§ **TO DO**:
Lines containing the word "name" are to be counted; state their number and nothing further.

§ **STORED RECORDS**:
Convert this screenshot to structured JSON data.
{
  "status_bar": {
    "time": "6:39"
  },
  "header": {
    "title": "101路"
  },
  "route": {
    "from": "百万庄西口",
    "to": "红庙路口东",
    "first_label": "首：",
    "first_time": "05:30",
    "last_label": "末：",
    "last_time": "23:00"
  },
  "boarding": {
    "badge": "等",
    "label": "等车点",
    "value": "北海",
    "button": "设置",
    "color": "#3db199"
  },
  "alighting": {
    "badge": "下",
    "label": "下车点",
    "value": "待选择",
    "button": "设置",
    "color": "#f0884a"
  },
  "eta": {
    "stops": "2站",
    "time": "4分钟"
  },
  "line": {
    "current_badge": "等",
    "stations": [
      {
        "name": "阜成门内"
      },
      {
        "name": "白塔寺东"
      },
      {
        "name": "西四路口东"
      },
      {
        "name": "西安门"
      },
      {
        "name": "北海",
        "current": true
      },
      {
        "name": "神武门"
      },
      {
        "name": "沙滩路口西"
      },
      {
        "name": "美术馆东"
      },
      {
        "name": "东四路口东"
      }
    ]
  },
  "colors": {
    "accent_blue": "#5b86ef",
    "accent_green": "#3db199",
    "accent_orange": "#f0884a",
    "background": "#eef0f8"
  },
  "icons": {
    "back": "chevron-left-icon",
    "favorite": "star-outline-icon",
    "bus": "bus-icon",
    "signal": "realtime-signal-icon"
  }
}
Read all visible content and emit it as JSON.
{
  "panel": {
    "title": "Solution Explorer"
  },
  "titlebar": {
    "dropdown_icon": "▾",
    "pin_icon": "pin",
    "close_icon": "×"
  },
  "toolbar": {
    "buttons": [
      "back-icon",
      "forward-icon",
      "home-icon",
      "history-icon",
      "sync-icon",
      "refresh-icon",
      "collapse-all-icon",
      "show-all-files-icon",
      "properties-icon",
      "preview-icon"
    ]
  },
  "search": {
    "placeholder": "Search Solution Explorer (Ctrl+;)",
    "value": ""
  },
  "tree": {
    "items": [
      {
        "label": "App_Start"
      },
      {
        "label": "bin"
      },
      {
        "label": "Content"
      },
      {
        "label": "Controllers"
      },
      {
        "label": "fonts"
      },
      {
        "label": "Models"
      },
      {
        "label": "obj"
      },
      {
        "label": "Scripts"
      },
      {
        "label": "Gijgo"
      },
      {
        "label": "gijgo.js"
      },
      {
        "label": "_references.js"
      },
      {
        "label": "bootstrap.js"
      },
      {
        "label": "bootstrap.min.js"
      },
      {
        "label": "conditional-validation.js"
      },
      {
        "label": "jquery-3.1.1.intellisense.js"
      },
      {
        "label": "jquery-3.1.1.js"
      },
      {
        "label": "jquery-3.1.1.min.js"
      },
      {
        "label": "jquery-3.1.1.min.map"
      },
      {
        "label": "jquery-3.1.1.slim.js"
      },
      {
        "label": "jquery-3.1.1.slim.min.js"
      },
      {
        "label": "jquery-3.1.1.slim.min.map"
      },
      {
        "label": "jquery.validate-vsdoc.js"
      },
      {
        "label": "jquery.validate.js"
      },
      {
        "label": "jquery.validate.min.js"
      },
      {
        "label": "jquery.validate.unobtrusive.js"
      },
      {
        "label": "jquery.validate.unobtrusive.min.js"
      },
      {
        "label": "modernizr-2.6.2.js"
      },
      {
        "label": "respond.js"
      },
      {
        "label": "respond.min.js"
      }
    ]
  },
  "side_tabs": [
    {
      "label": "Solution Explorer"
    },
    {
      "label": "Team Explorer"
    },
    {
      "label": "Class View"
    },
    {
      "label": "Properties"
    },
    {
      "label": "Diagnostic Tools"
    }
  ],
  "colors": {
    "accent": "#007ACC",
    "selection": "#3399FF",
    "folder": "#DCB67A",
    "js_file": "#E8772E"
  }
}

§ **FINISHED ANSWER**:
9